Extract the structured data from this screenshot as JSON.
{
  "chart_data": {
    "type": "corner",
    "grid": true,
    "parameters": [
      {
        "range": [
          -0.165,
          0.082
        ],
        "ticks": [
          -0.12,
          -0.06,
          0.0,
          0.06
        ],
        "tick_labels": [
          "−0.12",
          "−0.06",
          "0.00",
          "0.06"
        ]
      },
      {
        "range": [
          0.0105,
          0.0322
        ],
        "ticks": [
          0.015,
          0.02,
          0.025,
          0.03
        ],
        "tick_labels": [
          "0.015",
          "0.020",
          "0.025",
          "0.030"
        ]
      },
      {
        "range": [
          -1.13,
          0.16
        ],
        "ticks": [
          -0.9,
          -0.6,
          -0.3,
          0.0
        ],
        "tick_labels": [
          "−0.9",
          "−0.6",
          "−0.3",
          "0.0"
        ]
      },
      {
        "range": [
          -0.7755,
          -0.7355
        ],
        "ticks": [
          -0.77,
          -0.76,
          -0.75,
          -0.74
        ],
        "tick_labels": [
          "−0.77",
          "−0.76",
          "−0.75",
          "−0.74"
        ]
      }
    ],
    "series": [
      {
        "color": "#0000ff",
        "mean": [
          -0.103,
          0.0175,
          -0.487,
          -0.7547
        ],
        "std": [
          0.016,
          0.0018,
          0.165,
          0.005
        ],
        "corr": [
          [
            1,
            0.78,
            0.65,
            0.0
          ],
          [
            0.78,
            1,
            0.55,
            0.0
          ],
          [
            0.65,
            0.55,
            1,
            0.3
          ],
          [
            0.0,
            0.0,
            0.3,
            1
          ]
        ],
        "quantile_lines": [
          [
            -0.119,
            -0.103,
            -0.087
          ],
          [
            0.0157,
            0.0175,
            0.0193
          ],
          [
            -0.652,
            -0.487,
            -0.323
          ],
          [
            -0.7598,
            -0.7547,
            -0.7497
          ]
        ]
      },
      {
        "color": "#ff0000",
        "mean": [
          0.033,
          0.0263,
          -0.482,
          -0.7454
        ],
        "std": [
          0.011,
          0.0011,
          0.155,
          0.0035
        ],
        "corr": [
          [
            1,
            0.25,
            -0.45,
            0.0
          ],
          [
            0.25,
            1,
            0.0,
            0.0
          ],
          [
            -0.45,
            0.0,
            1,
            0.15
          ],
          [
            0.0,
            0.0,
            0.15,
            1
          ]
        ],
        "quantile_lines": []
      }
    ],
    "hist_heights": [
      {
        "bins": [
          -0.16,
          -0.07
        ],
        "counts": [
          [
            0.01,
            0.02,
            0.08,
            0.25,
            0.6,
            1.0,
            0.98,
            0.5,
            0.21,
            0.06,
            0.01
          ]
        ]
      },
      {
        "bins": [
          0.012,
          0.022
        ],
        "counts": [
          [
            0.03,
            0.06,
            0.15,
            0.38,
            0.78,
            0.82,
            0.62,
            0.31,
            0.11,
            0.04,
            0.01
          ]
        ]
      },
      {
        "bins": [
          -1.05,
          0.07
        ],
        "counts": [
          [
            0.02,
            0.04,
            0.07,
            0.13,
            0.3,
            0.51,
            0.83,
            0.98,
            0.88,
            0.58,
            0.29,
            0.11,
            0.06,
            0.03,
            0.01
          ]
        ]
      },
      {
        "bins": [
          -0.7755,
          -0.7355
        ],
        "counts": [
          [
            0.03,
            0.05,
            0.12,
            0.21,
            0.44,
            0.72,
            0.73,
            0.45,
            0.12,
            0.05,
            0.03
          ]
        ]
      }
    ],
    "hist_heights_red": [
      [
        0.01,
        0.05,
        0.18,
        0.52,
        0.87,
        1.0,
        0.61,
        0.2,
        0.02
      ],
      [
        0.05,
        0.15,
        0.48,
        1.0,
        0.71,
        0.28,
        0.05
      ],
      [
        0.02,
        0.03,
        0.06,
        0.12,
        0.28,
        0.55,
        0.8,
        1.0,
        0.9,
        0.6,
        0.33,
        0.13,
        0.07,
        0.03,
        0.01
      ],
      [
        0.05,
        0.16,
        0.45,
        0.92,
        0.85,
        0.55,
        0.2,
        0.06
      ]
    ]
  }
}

********************

WHAT IS ASKED
Return the material in full, exactly as shown.

ANSWER TO THIS TASK
Extract the structured data from this screenshot as JSON.
{
  "chart_data": {
    "type": "corner",
    "grid": true,
    "parameters": [
      {
        "range": [
          -0.165,
          0.082
        ],
        "ticks": [
          -0.12,
          -0.06,
          0.0,
          0.06
        ],
        "tick_labels": [
          "−0.12",
          "−0.06",
          "0.00",
          "0.06"
        ]
      },
      {
        "range": [
          0.0105,
          0.0322
        ],
        "ticks": [
          0.015,
          0.02,
          0.025,
          0.03
        ],
        "tick_labels": [
          "0.015",
          "0.020",
          "0.025",
          "0.030"
        ]
      },
      {
        "range": [
          -1.13,
          0.16
        ],
        "ticks": [
          -0.9,
          -0.6,
          -0.3,
          0.0
        ],
        "tick_labels": [
          "−0.9",
          "−0.6",
          "−0.3",
          "0.0"
        ]
      },
      {
        "range": [
          -0.7755,
          -0.7355
        ],
        "ticks": [
          -0.77,
          -0.76,
          -0.75,
          -0.74
        ],
        "tick_labels": [
          "−0.77",
          "−0.76",
          "−0.75",
          "−0.74"
        ]
      }
    ],
    "series": [
      {
        "color": "#0000ff",
        "mean": [
          -0.103,
          0.0175,
          -0.487,
          -0.7547
        ],
        "std": [
          0.016,
          0.0018,
          0.165,
          0.005
        ],
        "corr": [
          [
            1,
            0.78,
            0.65,
            0.0
          ],
          [
            0.78,
            1,
            0.55,
            0.0
          ],
          [
            0.65,
            0.55,
            1,
            0.3
          ],
          [
            0.0,
            0.0,
            0.3,
            1
          ]
        ],
        "quantile_lines": [
          [
            -0.119,
            -0.103,
            -0.087
          ],
          [
            0.0157,
            0.0175,
            0.0193
          ],
          [
            -0.652,
            -0.487,
            -0.323
          ],
          [
            -0.7598,
            -0.7547,
            -0.7497
          ]
        ]
      },
      {
        "color": "#ff0000",
        "mean": [
          0.033,
          0.0263,
          -0.482,
          -0.7454
        ],
        "std": [
          0.011,
          0.0011,
          0.155,
          0.0035
        ],
        "corr": [
          [
            1,
            0.25,
            -0.45,
            0.0
          ],
          [
            0.25,
            1,
            0.0,
            0.0
          ],
          [
            -0.45,
            0.0,
            1,
            0.15
          ],
          [
            0.0,
            0.0,
            0.15,
            1
          ]
        ],
        "quantile_lines": []
      }
    ],
    "hist_heights": [
      {
        "bins": [
          -0.16,
          -0.07
        ],
        "counts": [
          [
            0.01,
            0.02,
            0.08,
            0.25,
            0.6,
            1.0,
            0.98,
            0.5,
            0.21,
            0.06,
            0.01
          ]
        ]
      },
      {
        "bins": [
          0.012,
          0.022
        ],
        "counts": [
          [
            0.03,
            0.06,
            0.15,
            0.38,
            0.78,
            0.82,
            0.62,
            0.31,
            0.11,
            0.04,
            0.01
          ]
        ]
      },
      {
        "bins": [
          -1.05,
          0.07
        ],
        "counts": [
          [
            0.02,
            0.04,
            0.07,
            0.13,
            0.3,
            0.51,
            0.83,
            0.98,
            0.88,
            0.58,
            0.29,
            0.11,
            0.06,
            0.03,
            0.01
          ]
        ]
      },
      {
        "bins": [
          -0.7755,
          -0.7355
        ],
        "counts": [
          [
            0.03,
            0.05,
            0.12,
            0.21,
            0.44,
            0.72,
            0.73,
            0.45,
            0.12,
            0.05,
            0.03
          ]
        ]
      }
    ],
    "hist_heights_red": [
      [
        0.01,
        0.05,
        0.18,
        0.52,
        0.87,
        1.0,
        0.61,
        0.2,
        0.02
      ],
      [
        0.05,
        0.15,
        0.48,
        1.0,
        0.71,
        0.28,
        0.05
      ],
      [
        0.02,
        0.03,
        0.06,
        0.12,
        0.28,
        0.55,
        0.8,
        1.0,
        0.9,
        0.6,
        0.33,
        0.13,
        0.07,
        0.03,
        0.01
      ],
      [
        0.05,
        0.16,
        0.45,
        0.92,
        0.85,
        0.55,
        0.2,
        0.06
      ]
    ]
  }
}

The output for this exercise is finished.